**Do this:** Print the entries that appear below, exactly as written and without their pictures.

**Stored items:**

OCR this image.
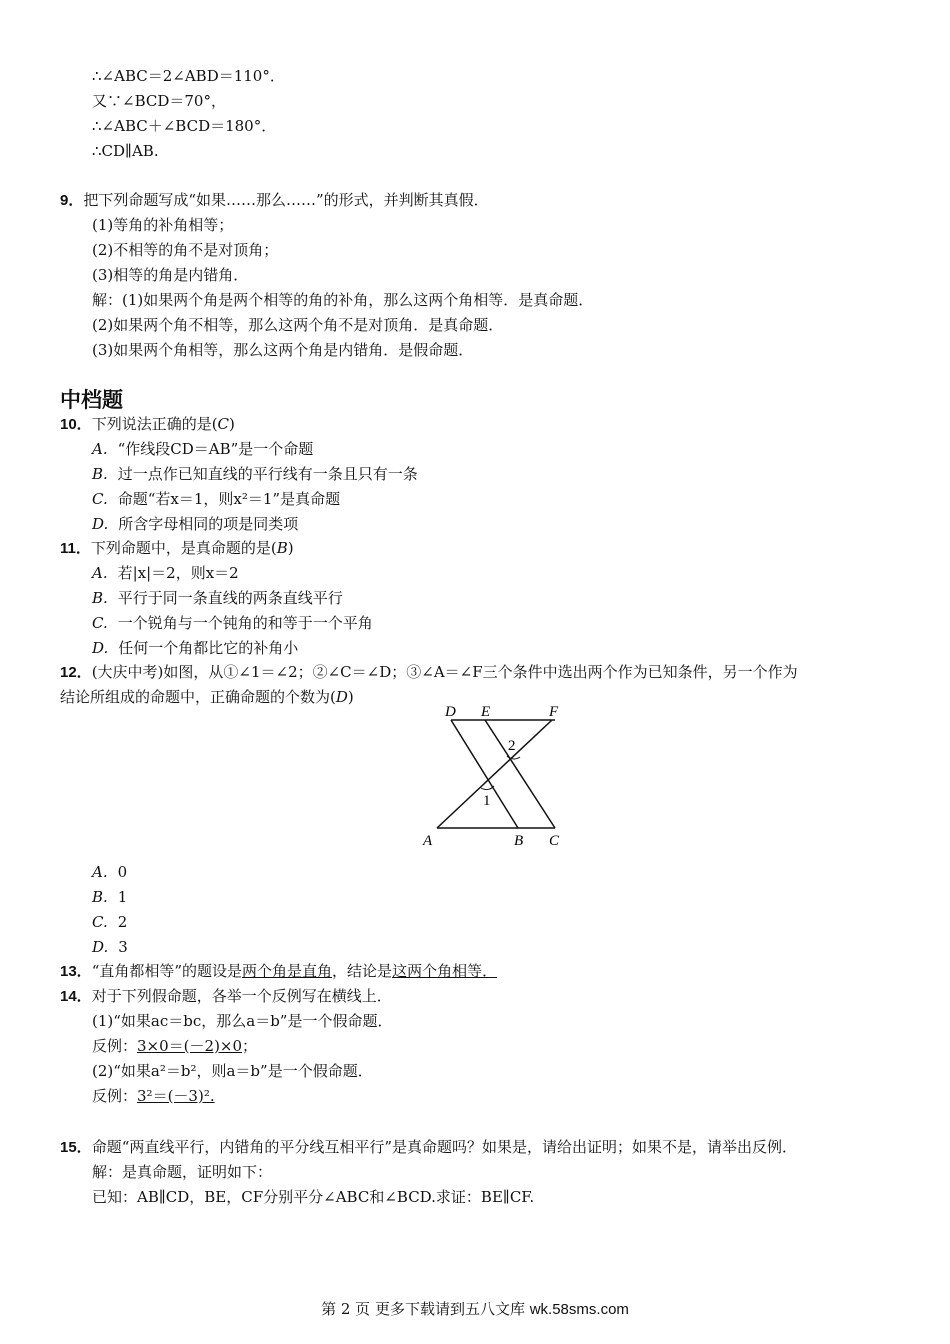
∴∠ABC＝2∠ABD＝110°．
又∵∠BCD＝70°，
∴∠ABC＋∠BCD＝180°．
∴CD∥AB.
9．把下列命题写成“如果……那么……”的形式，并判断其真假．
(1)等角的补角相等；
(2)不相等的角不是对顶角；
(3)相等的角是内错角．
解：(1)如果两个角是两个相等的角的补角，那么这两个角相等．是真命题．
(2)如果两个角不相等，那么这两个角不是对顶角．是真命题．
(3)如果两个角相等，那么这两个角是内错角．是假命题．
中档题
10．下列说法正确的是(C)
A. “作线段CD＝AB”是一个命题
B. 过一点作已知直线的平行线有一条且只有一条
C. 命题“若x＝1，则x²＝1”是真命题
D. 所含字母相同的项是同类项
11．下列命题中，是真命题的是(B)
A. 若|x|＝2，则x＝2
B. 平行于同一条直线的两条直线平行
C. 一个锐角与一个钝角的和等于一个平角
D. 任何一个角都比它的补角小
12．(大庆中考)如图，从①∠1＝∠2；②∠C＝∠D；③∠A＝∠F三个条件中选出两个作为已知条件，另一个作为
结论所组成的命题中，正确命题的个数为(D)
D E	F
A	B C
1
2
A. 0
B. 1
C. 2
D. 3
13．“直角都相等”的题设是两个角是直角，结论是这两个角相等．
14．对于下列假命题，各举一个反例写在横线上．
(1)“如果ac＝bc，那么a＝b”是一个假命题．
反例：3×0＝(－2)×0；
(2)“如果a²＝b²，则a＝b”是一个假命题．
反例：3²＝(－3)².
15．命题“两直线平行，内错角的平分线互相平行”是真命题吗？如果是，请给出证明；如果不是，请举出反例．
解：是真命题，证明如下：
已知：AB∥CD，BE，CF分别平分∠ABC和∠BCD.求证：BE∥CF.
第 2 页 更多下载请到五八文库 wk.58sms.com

**Response to this task:**
OCR this image.
∴∠ABC＝2∠ABD＝110°．
又∵∠BCD＝70°，
∴∠ABC＋∠BCD＝180°．
∴CD∥AB.
9．把下列命题写成“如果……那么……”的形式，并判断其真假．
(1)等角的补角相等；
(2)不相等的角不是对顶角；
(3)相等的角是内错角．
解：(1)如果两个角是两个相等的角的补角，那么这两个角相等．是真命题．
(2)如果两个角不相等，那么这两个角不是对顶角．是真命题．
(3)如果两个角相等，那么这两个角是内错角．是假命题．
中档题
10．下列说法正确的是(C)
A. “作线段CD＝AB”是一个命题
B. 过一点作已知直线的平行线有一条且只有一条
C. 命题“若x＝1，则x²＝1”是真命题
D. 所含字母相同的项是同类项
11．下列命题中，是真命题的是(B)
A. 若|x|＝2，则x＝2
B. 平行于同一条直线的两条直线平行
C. 一个锐角与一个钝角的和等于一个平角
D. 任何一个角都比它的补角小
12．(大庆中考)如图，从①∠1＝∠2；②∠C＝∠D；③∠A＝∠F三个条件中选出两个作为已知条件，另一个作为
结论所组成的命题中，正确命题的个数为(D)
D E	F
A	B C
1
2
A. 0
B. 1
C. 2
D. 3
13．“直角都相等”的题设是两个角是直角，结论是这两个角相等．
14．对于下列假命题，各举一个反例写在横线上．
(1)“如果ac＝bc，那么a＝b”是一个假命题．
反例：3×0＝(－2)×0；
(2)“如果a²＝b²，则a＝b”是一个假命题．
反例：3²＝(－3)².
15．命题“两直线平行，内错角的平分线互相平行”是真命题吗？如果是，请给出证明；如果不是，请举出反例．
解：是真命题，证明如下：
已知：AB∥CD，BE，CF分别平分∠ABC和∠BCD.求证：BE∥CF.
第 2 页 更多下载请到五八文库 wk.58sms.com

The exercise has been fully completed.